- [Things to do]:
(1) According to the reading notes, what killed the direwolf?
(2) Translate this sentence from the reading notes into Spanish: "Catelyn is here to tell Stark that Arryn has died."
(3) List every character the reading notes refer to with the title "Lord."

- [Page]:
-- START --

Okay, got the scoop: Catelyn is one of two daughters to a Lord Hoster Tully — the other daughter was married to Lord Stark’s mentor/father figure, Lord Jon Arryn. Catelyn is here to tell Stark that Arryn has died. The guy’s taking the news pretty well.

I’m kind of distracted from their conversation because there’s a giant tree behind them that literally has eyes and is staring at them. Try as I might, my mind won’t stray far from this:

I hate this movie.

Hmm, now Catelyn is telling Stark that King Robert Baratheon is riding to Winterfell to speak with him. Stark’s happy about this, but Catelyn — who seems to be more superstitious or else more devoted to her particular religion — is kinda freaked out, because she heard about the “slain direwolf” issue from last chapter. She thinks it’s a bad omen. I forgot to mention the direwolf was killed by a deer, but I didn’t think that was important information. Is King Robert’s sigil a deer? If that’s been said already, I honestly don’t remember.

Now the two of them are just throwing names back and forth and I can’t really keep up, but one of the names mentioned is the Lannisters of Casterly Rock. I’ve heard this name online somewhere, and Stark seems to dislike them, so I smell trouble.

-- END --

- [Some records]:
-- START --

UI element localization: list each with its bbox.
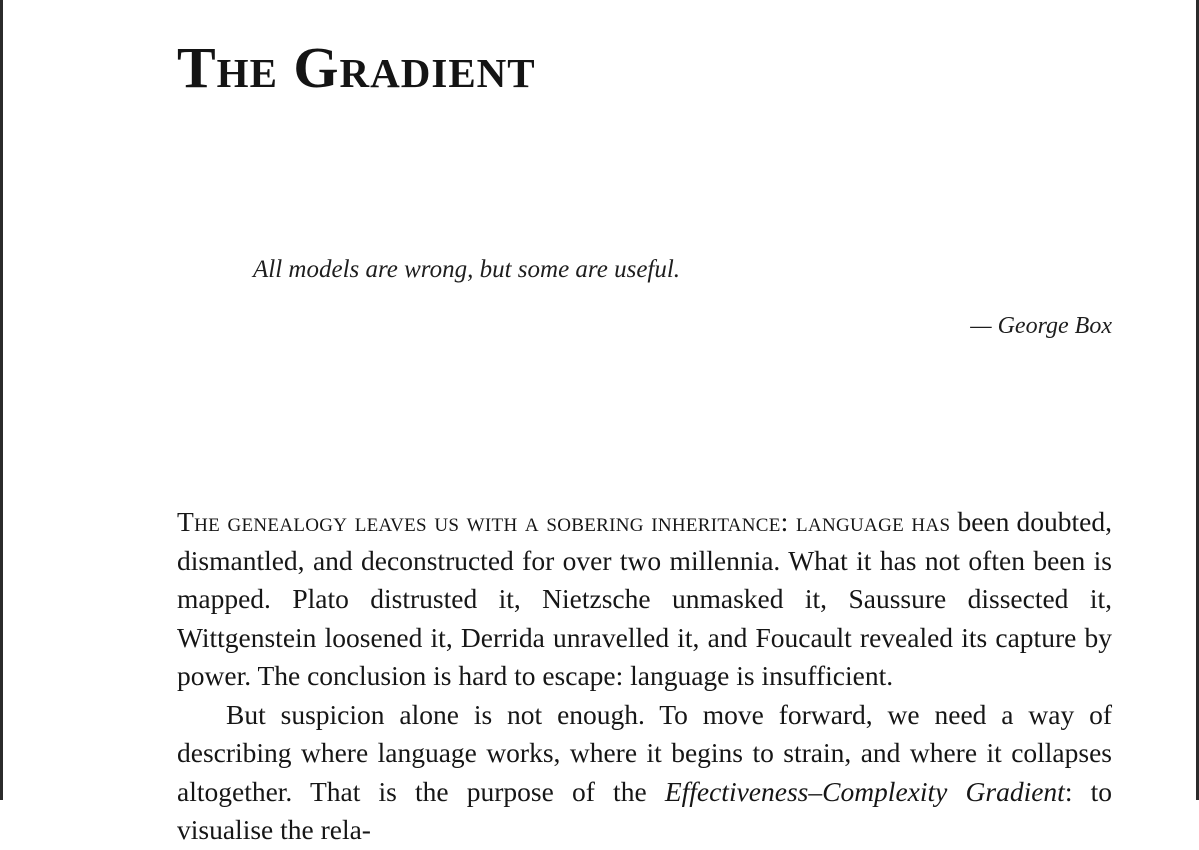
chapter-title: The Gradient <box>177 35 536 100</box>
epigraph-quote: All models are wrong, but some are useful. <box>253 256 681 283</box>
paragraph-opening-smallcaps: The genealogy leaves us with a sobering inheritance: language has <box>177 506 951 537</box>
gradient-term-emphasis: Effectiveness–Complexity Gradient <box>664 775 1065 807</box>
paragraph-2-text-before: But suspicion alone is not enough. To move forward, we need a way of describing where language works, where it begins to strain, and where it collapses altogether. That is the purpose of the <box>177 698 1112 807</box>
paragraph-2-text-after: : to visualise the rela- <box>177 775 1112 845</box>
paragraph-2 <box>177 696 1112 850</box>
paragraph-1-text: been doubted, dismantled, and deconstructed for over two millennia. What it has not often been is mapped. Plato distrusted it, Nietzsche unmasked it, Saussure dissected it, Wittgenstein loosened it, Derrida unravelled it, and Foucault revealed its capture by power. The conclusion is hard to escape: language is insufficient. <box>177 506 1112 691</box>
paragraph-1 <box>177 503 1112 696</box>
epigraph-attribution: — George Box <box>970 313 1112 339</box>
page-edge-left <box>0 0 3 800</box>
body-text <box>177 503 1112 850</box>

-- END --

- [Exercise results]:
(1) A deer.

(2) Catelyn está aquí para decirle a Stark que Arryn ha muerto.

(3) Lord Hoster Tully, Lord Stark, Lord Jon Arryn